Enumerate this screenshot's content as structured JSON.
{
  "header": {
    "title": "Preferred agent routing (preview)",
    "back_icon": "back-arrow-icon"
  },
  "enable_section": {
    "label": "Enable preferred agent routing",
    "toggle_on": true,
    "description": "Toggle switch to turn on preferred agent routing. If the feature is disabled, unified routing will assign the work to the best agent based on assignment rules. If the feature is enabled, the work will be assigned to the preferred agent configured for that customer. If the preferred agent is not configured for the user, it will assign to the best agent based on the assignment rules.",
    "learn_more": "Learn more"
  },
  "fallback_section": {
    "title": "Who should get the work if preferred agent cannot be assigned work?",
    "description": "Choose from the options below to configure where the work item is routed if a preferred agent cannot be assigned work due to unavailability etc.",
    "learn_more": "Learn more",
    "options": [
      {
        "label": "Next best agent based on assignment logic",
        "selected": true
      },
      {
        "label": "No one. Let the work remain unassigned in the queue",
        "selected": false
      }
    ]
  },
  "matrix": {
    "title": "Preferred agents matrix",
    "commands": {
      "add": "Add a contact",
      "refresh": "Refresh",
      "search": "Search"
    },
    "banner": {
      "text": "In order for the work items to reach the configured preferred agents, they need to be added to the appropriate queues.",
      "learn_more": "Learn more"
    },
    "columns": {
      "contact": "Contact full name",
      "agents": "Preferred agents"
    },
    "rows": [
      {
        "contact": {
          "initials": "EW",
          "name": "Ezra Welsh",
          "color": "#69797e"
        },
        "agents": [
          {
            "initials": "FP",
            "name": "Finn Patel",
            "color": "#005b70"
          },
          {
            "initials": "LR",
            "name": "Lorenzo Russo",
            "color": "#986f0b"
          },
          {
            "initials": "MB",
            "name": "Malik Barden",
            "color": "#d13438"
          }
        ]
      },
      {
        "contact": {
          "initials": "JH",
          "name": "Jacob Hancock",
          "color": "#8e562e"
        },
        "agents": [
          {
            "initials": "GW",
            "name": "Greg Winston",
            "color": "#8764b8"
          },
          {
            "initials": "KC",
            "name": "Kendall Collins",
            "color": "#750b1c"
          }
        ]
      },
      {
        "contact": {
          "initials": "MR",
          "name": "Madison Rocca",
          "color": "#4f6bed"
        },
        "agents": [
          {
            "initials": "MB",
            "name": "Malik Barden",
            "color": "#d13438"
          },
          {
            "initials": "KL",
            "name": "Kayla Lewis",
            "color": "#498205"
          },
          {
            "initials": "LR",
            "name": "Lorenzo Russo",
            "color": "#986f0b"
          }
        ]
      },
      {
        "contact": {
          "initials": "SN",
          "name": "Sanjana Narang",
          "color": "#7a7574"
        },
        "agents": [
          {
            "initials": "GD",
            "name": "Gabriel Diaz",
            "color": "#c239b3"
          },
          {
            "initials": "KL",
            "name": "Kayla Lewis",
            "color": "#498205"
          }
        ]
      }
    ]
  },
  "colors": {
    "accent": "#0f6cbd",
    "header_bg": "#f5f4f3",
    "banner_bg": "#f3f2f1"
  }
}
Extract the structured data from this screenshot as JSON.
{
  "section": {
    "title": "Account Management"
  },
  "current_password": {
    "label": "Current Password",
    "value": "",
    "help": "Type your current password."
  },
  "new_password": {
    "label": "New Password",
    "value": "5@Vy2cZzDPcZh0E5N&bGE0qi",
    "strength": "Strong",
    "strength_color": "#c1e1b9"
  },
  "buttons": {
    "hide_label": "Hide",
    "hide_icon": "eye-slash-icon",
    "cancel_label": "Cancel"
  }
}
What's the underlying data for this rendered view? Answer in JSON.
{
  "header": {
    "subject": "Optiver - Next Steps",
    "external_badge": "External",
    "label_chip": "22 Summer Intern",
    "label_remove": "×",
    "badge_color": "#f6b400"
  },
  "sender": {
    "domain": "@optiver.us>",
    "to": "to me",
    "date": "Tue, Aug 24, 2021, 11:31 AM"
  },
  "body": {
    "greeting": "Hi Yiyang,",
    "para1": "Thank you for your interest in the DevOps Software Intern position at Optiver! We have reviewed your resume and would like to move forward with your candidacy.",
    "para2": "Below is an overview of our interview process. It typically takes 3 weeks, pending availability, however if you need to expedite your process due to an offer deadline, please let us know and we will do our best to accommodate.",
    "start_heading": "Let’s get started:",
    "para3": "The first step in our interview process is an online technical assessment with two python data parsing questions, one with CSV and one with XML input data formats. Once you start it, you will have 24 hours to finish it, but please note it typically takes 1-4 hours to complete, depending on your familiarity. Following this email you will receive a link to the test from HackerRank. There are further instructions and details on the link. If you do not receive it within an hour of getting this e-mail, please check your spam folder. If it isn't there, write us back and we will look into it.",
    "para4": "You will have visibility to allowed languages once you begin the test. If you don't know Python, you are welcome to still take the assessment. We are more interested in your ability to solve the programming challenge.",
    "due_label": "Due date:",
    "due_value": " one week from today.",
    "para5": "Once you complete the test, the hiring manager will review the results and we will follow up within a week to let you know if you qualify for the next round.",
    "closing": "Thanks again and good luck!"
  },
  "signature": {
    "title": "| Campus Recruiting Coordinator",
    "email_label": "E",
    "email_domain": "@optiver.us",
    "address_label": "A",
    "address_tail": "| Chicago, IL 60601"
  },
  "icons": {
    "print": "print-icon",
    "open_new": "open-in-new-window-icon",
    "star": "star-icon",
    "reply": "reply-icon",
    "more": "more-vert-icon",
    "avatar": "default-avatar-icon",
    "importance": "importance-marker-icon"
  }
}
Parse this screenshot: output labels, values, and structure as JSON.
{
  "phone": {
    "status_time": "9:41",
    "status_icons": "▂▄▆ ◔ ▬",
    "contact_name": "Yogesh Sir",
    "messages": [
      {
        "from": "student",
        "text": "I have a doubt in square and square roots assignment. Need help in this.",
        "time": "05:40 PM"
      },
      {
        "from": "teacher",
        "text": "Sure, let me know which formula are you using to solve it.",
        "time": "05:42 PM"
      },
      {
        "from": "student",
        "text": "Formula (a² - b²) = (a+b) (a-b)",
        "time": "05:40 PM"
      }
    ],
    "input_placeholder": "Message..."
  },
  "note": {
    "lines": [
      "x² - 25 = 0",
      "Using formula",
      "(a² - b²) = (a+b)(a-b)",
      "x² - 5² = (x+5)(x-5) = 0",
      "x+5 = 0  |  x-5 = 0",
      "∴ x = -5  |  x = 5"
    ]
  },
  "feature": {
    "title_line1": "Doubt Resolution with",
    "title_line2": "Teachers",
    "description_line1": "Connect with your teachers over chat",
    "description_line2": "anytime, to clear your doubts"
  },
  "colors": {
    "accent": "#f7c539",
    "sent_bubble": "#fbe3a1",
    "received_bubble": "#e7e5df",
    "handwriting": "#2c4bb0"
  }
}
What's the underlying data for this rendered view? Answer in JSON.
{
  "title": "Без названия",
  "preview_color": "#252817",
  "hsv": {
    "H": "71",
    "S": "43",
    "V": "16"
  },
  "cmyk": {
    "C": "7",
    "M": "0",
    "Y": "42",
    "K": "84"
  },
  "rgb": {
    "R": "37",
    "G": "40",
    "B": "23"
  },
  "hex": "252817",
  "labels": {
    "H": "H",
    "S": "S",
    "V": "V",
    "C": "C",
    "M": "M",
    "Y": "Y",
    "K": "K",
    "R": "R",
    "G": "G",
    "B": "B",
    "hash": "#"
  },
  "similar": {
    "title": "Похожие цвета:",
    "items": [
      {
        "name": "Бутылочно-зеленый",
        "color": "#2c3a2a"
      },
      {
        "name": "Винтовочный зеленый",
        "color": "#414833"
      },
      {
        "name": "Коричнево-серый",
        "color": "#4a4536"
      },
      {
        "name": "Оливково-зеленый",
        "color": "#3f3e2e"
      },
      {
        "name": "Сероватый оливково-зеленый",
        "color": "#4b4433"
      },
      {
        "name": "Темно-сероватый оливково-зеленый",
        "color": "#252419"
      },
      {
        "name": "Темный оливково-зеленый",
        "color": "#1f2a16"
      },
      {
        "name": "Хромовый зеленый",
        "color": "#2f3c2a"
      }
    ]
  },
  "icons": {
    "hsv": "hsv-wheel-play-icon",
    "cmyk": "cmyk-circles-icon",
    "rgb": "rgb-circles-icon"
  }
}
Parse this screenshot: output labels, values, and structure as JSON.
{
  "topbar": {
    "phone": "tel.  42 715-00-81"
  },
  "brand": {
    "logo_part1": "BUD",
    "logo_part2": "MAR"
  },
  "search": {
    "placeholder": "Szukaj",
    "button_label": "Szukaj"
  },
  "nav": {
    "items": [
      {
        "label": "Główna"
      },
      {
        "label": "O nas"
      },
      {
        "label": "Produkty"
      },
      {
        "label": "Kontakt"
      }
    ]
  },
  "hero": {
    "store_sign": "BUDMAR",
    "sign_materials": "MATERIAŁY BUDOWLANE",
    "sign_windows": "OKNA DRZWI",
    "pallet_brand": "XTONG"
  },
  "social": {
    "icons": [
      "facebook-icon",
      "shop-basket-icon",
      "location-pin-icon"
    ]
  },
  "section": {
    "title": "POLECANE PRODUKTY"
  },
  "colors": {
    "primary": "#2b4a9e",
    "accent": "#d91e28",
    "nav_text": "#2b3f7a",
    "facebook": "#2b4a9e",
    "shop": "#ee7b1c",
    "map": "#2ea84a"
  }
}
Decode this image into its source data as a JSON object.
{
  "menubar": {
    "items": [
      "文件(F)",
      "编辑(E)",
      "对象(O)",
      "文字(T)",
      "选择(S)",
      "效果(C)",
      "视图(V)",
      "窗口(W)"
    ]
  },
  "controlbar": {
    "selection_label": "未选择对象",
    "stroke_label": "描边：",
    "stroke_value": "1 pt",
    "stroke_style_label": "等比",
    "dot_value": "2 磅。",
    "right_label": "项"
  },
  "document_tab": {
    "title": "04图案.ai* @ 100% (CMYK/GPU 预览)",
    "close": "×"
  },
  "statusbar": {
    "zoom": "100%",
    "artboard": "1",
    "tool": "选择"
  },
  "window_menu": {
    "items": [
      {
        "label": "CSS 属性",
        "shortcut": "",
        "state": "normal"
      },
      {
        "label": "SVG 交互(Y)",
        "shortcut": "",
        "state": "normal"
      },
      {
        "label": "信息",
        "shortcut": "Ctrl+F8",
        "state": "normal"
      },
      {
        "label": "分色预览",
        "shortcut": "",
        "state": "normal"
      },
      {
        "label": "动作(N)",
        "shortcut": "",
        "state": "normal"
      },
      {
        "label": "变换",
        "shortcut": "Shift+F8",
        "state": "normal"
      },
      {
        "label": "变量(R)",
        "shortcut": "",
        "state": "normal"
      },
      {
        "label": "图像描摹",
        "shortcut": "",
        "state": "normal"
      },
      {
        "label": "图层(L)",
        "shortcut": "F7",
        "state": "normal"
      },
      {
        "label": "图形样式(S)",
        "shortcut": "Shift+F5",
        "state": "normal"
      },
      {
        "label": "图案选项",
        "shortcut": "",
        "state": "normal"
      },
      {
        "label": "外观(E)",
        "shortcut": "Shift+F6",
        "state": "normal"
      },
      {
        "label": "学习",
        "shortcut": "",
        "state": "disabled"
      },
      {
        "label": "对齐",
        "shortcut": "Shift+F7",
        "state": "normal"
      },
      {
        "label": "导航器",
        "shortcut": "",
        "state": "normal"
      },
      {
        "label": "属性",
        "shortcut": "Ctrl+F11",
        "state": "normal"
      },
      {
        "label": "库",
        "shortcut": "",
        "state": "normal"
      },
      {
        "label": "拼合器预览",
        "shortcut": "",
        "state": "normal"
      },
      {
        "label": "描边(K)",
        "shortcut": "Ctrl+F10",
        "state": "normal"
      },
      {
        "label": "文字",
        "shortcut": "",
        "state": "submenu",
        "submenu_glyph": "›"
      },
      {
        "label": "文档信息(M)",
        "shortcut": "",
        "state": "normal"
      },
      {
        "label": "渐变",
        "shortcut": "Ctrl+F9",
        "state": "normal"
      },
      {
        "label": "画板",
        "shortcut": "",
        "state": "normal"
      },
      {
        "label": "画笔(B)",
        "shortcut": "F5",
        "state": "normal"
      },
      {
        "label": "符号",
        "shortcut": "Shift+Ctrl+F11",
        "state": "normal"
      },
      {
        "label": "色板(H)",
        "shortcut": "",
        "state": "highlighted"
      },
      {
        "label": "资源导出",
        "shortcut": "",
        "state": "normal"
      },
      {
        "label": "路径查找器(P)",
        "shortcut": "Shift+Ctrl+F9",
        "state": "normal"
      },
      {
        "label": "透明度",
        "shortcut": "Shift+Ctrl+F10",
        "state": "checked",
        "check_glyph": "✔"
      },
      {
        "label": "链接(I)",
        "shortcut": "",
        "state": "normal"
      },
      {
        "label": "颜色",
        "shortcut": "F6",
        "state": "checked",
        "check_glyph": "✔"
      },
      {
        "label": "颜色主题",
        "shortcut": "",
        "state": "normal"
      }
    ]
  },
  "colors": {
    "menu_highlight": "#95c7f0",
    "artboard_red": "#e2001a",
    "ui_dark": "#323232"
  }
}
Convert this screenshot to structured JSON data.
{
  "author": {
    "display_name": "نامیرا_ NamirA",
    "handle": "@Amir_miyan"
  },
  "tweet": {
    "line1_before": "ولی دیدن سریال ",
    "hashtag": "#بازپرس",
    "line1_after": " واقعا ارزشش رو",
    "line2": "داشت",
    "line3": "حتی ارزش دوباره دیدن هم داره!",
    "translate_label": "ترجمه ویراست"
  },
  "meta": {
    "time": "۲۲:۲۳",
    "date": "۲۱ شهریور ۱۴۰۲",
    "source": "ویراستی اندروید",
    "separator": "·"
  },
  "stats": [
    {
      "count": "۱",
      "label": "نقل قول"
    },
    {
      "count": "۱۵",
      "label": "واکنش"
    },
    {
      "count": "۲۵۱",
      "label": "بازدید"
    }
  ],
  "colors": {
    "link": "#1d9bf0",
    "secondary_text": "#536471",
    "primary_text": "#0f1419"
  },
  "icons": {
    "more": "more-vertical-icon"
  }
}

_ _ _ _ _ _ _

▸ Do this: Select every line in the records above that contains the word "Learn".

▸ Task solution:
    "learn_more": "Learn more"
    "learn_more": "Learn more",
      "learn_more": "Learn more"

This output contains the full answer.